[START Input rows]
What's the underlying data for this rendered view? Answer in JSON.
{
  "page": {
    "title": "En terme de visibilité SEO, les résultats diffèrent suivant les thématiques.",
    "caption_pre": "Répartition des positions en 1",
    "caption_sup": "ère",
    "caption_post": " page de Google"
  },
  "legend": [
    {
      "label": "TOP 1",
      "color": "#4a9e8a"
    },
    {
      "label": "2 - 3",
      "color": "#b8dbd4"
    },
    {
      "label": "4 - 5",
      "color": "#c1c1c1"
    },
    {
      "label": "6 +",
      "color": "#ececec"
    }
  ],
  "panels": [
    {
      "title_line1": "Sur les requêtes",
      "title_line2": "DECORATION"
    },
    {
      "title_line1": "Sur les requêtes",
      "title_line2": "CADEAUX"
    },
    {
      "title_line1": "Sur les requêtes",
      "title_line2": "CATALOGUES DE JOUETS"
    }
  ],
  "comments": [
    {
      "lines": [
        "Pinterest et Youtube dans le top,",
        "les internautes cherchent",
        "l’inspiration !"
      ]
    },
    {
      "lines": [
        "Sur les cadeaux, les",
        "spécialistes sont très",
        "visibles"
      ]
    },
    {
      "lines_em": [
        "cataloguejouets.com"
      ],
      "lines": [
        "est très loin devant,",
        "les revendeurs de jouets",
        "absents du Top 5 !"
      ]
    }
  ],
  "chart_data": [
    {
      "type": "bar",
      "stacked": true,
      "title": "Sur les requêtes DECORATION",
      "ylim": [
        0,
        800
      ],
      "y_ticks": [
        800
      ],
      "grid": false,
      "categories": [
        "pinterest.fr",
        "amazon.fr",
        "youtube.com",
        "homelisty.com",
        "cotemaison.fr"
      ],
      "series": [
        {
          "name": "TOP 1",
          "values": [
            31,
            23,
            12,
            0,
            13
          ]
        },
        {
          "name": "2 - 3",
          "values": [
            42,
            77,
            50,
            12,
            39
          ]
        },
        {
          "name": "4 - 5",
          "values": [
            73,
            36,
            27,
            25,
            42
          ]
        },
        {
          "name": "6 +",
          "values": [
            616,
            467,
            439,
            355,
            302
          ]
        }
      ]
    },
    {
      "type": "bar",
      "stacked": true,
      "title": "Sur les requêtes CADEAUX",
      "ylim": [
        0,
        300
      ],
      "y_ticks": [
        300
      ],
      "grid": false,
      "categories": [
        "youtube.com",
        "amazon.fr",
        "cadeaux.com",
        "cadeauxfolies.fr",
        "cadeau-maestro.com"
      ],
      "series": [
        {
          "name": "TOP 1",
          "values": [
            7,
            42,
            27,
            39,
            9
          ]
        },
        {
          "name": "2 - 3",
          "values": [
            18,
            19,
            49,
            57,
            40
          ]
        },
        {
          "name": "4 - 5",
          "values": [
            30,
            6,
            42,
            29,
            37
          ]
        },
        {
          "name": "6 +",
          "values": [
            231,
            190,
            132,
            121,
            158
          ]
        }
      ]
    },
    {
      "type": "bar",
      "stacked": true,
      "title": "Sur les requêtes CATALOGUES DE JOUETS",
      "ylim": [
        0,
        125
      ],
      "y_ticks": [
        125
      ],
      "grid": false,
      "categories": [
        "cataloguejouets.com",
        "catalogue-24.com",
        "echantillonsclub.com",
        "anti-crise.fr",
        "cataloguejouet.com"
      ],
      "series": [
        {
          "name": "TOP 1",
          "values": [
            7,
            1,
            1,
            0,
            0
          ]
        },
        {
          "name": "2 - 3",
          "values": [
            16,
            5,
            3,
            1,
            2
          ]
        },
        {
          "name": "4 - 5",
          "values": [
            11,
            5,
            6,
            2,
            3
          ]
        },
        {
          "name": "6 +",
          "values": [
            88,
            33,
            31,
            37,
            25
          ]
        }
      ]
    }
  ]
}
[END Input rows]
Given problem:
Scan the listing above. Gather each line that contains the word "DECORATION".

Output of the exercise:
      "title_line2": "DECORATION"
      "title": "Sur les requêtes DECORATION",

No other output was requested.